Required task → In the material below, the lines containing the word "регламента" are required; copy each of them.

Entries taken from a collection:
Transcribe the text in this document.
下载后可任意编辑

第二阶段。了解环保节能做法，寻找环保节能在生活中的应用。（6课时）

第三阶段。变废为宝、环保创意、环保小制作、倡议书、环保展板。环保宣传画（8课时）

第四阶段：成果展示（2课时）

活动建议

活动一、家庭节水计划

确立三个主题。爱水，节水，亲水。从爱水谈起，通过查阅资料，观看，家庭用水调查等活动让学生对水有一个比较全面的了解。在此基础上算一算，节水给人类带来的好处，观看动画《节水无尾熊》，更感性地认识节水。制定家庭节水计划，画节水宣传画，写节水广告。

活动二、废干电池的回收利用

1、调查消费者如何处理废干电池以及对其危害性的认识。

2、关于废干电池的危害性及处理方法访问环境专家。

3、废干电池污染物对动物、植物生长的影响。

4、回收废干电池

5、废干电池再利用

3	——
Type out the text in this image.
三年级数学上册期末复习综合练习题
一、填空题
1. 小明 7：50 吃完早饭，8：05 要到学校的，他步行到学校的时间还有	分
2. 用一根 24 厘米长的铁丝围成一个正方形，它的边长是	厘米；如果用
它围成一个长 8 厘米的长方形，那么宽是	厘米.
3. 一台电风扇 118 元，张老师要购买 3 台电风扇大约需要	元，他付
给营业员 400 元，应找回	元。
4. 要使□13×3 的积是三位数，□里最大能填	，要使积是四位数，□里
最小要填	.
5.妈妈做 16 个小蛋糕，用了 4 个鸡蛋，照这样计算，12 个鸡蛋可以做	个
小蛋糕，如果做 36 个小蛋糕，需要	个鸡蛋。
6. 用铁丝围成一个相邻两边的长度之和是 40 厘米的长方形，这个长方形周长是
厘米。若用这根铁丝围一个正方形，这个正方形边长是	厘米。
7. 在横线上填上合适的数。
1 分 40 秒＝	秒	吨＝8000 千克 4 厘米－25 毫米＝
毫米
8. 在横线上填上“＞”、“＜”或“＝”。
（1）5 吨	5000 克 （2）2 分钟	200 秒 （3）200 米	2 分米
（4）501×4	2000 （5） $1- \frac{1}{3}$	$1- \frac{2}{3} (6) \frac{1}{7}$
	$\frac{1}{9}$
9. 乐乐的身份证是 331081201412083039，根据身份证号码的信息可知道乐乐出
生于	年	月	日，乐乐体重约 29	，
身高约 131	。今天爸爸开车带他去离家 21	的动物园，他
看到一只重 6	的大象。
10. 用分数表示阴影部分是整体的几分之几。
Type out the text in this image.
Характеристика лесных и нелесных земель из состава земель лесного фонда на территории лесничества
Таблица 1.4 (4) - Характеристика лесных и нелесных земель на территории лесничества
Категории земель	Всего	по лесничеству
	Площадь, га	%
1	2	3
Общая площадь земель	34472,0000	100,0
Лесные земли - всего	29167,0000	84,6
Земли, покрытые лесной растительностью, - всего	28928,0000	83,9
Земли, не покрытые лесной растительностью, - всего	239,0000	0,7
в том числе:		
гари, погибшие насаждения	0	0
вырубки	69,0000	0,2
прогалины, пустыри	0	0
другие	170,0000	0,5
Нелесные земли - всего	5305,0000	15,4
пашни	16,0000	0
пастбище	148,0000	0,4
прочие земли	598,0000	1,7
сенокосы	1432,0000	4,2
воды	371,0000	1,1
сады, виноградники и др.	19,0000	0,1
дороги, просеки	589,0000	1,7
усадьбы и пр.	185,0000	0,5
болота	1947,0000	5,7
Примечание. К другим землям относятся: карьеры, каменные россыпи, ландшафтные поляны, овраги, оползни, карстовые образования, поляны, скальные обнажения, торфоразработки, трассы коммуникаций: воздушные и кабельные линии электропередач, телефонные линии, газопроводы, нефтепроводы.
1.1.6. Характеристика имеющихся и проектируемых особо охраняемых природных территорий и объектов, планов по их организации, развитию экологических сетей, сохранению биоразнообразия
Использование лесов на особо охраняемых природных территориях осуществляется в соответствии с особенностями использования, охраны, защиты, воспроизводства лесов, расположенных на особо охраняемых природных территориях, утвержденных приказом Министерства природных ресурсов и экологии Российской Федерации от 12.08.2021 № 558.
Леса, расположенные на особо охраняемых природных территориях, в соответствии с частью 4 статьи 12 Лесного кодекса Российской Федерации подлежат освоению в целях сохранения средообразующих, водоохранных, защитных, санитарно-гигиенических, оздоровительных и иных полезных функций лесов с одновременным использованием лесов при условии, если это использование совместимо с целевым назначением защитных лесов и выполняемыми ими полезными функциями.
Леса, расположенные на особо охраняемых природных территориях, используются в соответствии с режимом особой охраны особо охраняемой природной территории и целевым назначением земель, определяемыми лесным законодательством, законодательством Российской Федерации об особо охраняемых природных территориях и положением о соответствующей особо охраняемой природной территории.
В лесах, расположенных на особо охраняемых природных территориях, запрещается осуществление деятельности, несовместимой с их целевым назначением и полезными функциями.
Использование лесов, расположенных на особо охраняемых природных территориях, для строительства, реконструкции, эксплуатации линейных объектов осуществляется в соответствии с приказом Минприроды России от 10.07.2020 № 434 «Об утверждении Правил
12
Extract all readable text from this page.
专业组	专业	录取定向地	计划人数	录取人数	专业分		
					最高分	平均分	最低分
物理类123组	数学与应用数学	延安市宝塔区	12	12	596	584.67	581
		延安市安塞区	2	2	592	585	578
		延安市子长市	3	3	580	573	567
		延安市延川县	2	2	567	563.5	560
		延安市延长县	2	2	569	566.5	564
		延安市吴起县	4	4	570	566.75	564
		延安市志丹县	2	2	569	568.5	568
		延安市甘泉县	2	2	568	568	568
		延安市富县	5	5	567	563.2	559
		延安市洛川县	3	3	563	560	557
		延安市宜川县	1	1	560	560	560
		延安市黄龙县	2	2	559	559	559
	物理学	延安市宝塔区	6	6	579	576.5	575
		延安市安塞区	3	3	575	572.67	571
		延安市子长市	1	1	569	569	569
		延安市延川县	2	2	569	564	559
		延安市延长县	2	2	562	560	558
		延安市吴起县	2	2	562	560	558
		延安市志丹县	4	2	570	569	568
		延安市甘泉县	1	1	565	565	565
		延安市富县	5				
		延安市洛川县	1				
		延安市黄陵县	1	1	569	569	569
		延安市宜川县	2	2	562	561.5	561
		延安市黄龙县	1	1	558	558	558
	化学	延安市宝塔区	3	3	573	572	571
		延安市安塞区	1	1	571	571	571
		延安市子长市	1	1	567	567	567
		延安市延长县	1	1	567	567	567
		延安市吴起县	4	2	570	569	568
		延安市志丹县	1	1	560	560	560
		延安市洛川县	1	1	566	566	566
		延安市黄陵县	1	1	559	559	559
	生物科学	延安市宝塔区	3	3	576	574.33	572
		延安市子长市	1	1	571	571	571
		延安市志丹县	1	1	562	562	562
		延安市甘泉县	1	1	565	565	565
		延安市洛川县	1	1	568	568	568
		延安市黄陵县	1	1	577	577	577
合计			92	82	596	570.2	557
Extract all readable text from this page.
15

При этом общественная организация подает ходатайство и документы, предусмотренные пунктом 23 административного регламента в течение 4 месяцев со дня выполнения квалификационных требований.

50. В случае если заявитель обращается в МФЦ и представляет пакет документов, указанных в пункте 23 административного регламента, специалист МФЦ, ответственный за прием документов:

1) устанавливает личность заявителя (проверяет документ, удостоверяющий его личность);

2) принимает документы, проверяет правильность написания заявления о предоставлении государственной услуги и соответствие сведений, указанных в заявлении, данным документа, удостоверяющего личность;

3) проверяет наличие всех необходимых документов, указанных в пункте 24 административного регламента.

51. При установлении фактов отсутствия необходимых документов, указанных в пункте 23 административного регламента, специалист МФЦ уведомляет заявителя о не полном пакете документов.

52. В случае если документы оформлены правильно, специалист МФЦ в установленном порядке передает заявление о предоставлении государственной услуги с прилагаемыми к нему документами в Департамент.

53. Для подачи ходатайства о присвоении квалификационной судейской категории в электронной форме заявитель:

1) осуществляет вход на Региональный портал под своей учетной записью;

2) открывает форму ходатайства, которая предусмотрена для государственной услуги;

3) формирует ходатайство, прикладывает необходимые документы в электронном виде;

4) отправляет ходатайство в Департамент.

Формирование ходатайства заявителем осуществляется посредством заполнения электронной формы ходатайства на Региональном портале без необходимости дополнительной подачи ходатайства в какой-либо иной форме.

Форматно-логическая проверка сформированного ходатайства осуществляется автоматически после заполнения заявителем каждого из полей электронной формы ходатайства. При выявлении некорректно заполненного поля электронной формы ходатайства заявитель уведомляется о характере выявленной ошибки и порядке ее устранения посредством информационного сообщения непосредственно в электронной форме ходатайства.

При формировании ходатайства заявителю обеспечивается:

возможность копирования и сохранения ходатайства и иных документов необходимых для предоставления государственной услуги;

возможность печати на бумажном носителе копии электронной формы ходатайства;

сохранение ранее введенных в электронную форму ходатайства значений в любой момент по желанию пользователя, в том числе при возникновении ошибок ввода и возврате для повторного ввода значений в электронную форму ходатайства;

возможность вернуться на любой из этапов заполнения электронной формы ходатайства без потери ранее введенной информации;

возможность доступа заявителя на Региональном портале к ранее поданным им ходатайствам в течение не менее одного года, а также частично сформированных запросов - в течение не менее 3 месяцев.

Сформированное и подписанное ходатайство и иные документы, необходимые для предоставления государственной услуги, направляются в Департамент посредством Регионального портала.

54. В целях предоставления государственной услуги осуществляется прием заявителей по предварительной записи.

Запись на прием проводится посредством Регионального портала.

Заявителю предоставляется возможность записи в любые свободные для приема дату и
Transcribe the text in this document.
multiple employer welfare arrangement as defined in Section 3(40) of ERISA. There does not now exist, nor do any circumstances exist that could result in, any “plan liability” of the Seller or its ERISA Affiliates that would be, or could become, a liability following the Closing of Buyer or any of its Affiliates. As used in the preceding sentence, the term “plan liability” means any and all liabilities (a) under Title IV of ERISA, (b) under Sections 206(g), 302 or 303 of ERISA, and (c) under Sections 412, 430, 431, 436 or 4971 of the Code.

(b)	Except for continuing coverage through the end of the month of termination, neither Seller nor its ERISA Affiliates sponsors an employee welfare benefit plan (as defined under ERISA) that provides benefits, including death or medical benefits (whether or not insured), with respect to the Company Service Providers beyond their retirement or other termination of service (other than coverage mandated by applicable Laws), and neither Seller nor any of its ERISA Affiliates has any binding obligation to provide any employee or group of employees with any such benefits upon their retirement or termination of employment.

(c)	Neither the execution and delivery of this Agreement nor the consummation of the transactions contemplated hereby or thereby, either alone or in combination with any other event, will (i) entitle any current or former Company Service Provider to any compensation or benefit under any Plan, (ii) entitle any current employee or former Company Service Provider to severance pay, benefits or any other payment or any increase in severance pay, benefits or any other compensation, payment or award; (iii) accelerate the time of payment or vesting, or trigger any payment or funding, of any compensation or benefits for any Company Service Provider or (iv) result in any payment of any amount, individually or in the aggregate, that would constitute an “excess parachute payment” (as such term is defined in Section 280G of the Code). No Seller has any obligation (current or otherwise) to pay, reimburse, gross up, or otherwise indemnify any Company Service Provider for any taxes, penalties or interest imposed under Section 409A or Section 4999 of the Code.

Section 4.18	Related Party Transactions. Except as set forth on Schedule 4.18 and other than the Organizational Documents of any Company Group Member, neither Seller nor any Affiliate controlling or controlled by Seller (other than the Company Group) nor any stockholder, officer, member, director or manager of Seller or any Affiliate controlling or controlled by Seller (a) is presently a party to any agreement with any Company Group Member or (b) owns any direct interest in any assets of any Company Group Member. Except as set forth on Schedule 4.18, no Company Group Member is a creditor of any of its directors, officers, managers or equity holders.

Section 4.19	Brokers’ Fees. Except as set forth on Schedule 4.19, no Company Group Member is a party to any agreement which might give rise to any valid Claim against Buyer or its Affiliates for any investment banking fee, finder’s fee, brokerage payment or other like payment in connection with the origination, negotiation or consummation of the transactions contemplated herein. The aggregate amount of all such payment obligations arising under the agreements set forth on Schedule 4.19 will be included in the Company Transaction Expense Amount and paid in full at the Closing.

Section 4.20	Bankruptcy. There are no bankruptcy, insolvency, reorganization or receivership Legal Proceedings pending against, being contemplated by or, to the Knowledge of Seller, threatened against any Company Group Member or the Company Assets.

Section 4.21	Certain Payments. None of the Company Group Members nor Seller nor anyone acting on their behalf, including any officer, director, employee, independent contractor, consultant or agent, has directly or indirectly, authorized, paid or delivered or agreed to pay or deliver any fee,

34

Solution to this problem →
При этом общественная организация подает ходатайство и документы, предусмотренные пунктом 23 административного регламента в течение 4 месяцев со дня выполнения квалификационных требований.
50. В случае если заявитель обращается в МФЦ и представляет пакет документов, указанных в пункте 23 административного регламента, специалист МФЦ, ответственный за прием документов:
3) проверяет наличие всех необходимых документов, указанных в пункте 24 административного регламента.
51. При установлении фактов отсутствия необходимых документов, указанных в пункте 23 административного регламента, специалист МФЦ уведомляет заявителя о не полном пакете документов.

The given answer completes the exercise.